▶ **Given instruction**
Select and reproduce each line of the listing below that bears the string "Иванович".
++++ Material shown ++++
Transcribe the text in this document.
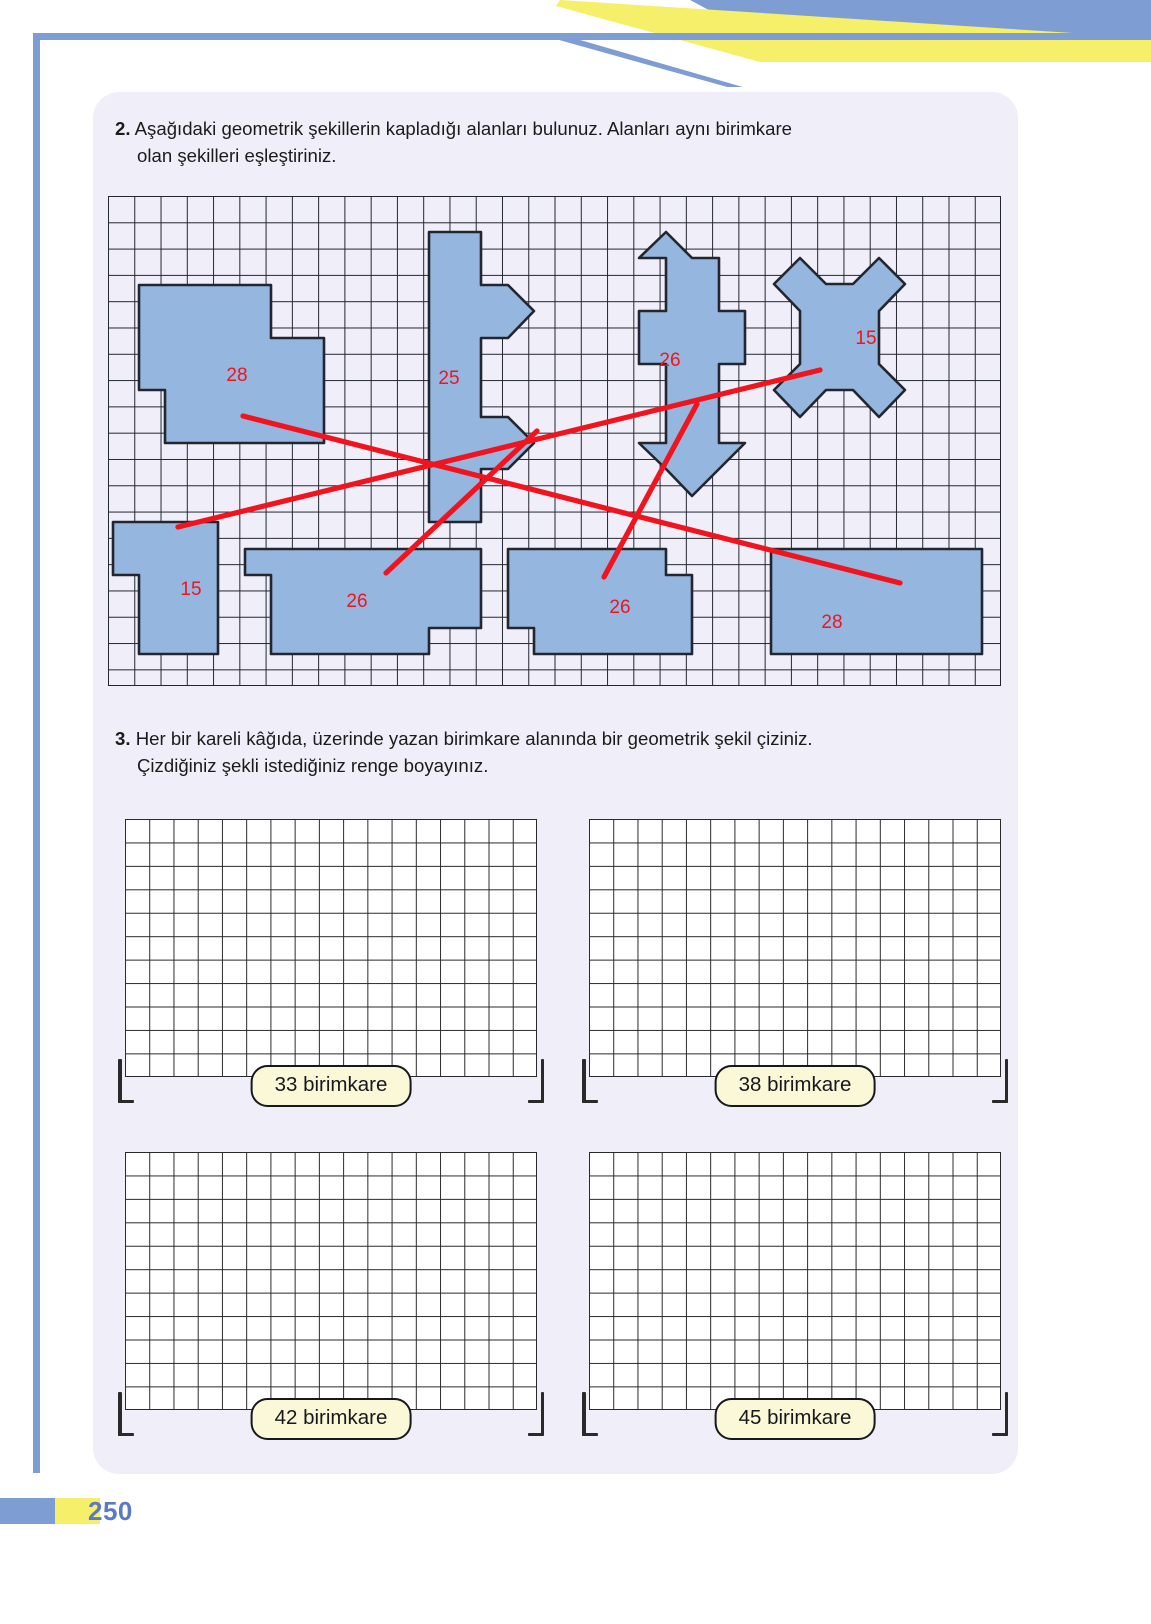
2. Aşağıdaki geometrik şekillerin kapladığı alanları bulunuz. Alanları aynı birimkare
olan şekilleri eşleştiriniz.
28	25
26
15
15
26	26
28
3. Her bir kareli kâğıda, üzerinde yazan birimkare alanında bir geometrik şekil çiziniz.
Çizdiğiniz şekli istediğiniz renge boyayınız.
33 birimkare	38 birimkare
42 birimkare	45 birimkare
250
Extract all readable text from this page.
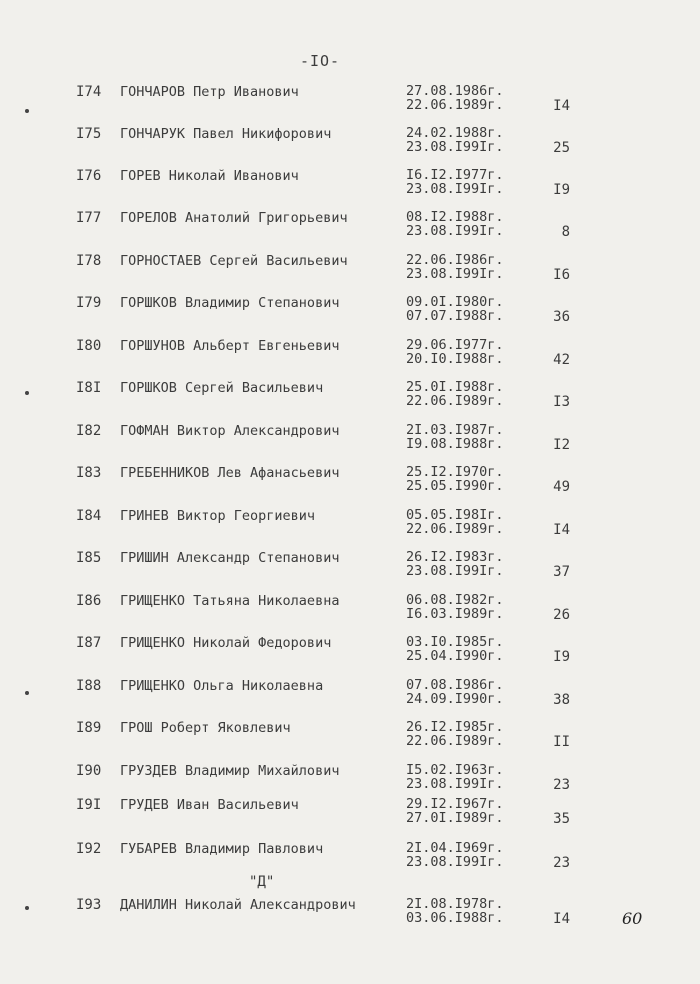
-IO-
I74 ГОНЧАРОВ Петр Иванович	27.08.1986г.
22.06.1989г.	I4
I75 ГОНЧАРУК Павел Никифорович	24.02.1988г.
23.08.I99Iг.	25
I76 ГОРЕВ Николай Иванович	I6.I2.I977г.
23.08.I99Iг.	I9
I77 ГОРЕЛОВ Анатолий Григорьевич	08.I2.I988г.
23.08.I99Iг.	8
I78 ГОРНОСТАЕВ Сергей Васильевич	22.06.I986г.
23.08.I99Iг.	I6
I79 ГОРШКОВ Владимир Степанович	09.0I.I980г.
07.07.I988г.	36
I80 ГОРШУНОВ Альберт Евгеньевич	29.06.I977г.
20.I0.I988г.	42
I8I ГОРШКОВ Сергей Васильевич	25.0I.I988г.
22.06.I989г.	I3
I82 ГОФМАН Виктор Александрович	2I.03.I987г.
I9.08.I988г.	I2
I83 ГРЕБЕННИКОВ Лев Афанасьевич	25.I2.I970г.
25.05.I990г.	49
I84 ГРИНЕВ Виктор Георгиевич	05.05.I98Iг.
22.06.I989г.	I4
I85 ГРИШИН Александр Степанович	26.I2.I983г.
23.08.I99Iг.	37
I86 ГРИЩЕНКО Татьяна Николаевна	06.08.I982г.
I6.03.I989г.	26
I87 ГРИЩЕНКО Николай Федорович	03.I0.I985г.
25.04.I990г.	I9
I88 ГРИЩЕНКО Ольга Николаевна	07.08.I986г.
24.09.I990г.	38
I89 ГРОШ Роберт Яковлевич	26.I2.I985г.
22.06.I989г.	II
I90 ГРУЗДЕВ Владимир Михайлович	I5.02.I963г.
23.08.I99Iг.	23
I9I ГРУДЕВ Иван Васильевич	29.I2.I967г.
27.0I.I989г.	35
I92 ГУБАРЕВ Владимир Павлович	2I.04.I969г.
23.08.I99Iг.	23
I93 ДАНИЛИН Николай Александрович	2I.08.I978г.
03.06.I988г.	I4
"Д"
60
++++
▶ **Solution for this exercise**
I74 ГОНЧАРОВ Петр Иванович	27.08.1986г.
I76 ГОРЕВ Николай Иванович	I6.I2.I977г.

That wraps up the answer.